— Start of The data —

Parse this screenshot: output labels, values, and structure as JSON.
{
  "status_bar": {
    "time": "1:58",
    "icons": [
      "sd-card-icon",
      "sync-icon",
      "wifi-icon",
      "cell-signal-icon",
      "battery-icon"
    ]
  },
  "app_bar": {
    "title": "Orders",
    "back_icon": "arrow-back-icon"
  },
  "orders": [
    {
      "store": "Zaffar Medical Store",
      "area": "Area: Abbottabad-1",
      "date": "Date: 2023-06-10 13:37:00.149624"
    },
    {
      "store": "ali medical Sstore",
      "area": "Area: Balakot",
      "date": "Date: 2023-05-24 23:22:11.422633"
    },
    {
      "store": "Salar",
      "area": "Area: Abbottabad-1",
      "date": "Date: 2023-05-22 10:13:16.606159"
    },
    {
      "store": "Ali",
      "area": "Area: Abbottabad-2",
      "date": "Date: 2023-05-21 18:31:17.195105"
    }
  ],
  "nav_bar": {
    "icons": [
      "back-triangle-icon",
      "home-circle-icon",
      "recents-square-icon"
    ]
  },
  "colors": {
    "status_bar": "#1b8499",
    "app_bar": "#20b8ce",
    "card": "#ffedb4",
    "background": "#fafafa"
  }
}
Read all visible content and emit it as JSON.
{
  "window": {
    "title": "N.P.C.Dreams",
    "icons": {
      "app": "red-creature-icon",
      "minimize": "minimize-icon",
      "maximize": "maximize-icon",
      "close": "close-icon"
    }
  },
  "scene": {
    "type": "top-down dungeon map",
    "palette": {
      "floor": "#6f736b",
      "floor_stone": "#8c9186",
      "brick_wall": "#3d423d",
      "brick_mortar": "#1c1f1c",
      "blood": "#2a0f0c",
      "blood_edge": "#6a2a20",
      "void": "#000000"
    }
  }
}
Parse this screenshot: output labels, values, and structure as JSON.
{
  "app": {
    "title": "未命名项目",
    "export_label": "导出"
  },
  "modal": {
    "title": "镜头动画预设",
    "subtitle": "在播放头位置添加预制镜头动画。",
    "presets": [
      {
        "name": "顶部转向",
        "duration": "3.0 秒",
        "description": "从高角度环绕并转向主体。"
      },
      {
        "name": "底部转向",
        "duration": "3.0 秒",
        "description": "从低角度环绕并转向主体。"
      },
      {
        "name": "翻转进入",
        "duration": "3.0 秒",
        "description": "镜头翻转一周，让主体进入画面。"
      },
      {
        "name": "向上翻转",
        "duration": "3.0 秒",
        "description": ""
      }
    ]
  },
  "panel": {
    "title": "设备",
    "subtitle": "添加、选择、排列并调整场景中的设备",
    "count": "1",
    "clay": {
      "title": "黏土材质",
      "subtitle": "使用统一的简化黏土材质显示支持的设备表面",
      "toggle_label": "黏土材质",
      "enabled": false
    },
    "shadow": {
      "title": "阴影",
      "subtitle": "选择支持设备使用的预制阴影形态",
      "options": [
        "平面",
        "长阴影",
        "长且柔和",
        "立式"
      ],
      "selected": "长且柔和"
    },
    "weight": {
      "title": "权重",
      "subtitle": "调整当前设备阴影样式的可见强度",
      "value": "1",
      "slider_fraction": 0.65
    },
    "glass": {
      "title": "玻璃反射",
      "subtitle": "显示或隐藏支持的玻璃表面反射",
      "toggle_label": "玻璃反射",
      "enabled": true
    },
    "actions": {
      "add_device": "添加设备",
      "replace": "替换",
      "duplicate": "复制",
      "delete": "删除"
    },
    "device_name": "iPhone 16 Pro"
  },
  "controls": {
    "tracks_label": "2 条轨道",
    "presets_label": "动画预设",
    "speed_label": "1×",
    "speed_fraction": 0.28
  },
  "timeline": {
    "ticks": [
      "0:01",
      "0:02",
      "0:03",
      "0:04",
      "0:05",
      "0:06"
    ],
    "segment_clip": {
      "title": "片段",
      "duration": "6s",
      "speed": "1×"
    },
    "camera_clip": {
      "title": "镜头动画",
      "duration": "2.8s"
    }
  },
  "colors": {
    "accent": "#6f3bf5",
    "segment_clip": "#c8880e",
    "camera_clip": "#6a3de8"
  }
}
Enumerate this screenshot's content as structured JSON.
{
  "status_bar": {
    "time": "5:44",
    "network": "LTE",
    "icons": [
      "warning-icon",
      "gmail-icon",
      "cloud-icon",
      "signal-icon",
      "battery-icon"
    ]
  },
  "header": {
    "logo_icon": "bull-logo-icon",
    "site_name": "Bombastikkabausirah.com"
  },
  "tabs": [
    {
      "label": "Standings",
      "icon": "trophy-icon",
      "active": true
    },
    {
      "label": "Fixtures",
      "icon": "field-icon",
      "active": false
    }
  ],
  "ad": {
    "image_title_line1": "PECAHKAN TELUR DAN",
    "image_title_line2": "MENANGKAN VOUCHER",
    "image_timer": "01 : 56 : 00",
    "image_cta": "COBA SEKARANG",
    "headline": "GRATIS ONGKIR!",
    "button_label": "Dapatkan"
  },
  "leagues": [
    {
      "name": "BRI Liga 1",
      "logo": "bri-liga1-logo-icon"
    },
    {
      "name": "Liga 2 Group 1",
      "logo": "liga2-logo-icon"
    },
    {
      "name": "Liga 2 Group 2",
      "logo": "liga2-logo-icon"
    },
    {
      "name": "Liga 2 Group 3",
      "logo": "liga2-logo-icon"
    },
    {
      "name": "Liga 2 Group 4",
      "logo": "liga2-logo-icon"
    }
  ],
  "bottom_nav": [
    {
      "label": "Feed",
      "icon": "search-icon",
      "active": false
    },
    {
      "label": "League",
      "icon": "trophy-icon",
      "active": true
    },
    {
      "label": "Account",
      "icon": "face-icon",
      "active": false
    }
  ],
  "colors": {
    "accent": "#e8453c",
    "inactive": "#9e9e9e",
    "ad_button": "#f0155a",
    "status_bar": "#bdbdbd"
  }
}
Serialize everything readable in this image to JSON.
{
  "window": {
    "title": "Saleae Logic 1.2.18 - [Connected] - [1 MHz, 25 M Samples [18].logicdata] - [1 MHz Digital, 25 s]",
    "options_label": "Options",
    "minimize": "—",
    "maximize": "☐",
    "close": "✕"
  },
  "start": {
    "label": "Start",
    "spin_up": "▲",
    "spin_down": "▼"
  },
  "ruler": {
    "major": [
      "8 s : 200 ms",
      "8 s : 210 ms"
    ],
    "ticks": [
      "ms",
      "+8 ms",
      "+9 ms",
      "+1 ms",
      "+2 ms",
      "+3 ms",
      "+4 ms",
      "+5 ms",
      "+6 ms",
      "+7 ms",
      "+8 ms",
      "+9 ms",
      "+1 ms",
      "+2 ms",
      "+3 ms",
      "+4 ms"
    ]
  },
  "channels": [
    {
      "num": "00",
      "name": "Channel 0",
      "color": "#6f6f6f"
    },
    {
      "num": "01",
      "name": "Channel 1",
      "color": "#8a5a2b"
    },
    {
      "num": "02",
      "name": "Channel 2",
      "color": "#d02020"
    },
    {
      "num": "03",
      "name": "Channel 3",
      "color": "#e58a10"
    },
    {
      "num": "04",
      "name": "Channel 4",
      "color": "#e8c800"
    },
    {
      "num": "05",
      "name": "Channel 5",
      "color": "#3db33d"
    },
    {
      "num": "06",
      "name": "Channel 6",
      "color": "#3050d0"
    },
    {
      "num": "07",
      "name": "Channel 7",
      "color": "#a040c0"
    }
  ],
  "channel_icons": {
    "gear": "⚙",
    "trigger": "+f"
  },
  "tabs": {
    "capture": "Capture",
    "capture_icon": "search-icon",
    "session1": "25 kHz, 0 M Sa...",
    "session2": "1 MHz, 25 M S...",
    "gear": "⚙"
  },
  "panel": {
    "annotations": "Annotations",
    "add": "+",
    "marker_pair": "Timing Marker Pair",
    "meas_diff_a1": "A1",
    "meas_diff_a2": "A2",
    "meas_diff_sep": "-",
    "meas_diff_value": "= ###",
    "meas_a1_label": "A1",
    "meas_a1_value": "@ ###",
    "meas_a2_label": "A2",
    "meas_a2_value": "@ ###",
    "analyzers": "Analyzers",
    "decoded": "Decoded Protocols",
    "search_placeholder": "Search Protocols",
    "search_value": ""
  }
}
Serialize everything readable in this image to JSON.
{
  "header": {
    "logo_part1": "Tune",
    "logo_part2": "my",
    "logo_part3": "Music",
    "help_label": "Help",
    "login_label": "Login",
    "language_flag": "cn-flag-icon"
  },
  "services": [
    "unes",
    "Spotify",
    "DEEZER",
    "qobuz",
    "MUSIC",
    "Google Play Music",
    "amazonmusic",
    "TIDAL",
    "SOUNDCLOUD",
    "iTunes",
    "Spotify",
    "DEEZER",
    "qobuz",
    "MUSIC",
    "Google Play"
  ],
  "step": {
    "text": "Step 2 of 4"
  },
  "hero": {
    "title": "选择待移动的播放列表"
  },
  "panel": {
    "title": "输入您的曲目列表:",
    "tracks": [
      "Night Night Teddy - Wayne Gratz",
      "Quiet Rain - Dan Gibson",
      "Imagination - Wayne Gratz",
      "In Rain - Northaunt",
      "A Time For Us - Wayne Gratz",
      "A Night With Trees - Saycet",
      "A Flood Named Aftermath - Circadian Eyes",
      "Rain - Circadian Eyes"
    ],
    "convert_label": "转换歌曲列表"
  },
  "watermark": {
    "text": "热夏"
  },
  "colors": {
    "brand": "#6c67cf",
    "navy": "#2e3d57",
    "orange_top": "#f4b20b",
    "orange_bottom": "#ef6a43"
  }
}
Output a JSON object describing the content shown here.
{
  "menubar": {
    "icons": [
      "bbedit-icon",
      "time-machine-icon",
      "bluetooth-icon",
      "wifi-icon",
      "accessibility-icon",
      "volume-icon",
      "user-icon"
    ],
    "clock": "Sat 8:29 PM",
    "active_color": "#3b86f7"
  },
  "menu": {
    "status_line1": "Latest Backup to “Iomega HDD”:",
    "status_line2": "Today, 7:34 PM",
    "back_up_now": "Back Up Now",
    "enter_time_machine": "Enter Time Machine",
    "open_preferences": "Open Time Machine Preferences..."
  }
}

— End of The data —

- Exercise
Pull every line containing "Date" from the data.

- Exercise solution
      "date": "Date: 2023-06-10 13:37:00.149624"
      "date": "Date: 2023-05-24 23:22:11.422633"
      "date": "Date: 2023-05-22 10:13:16.606159"
      "date": "Date: 2023-05-21 18:31:17.195105"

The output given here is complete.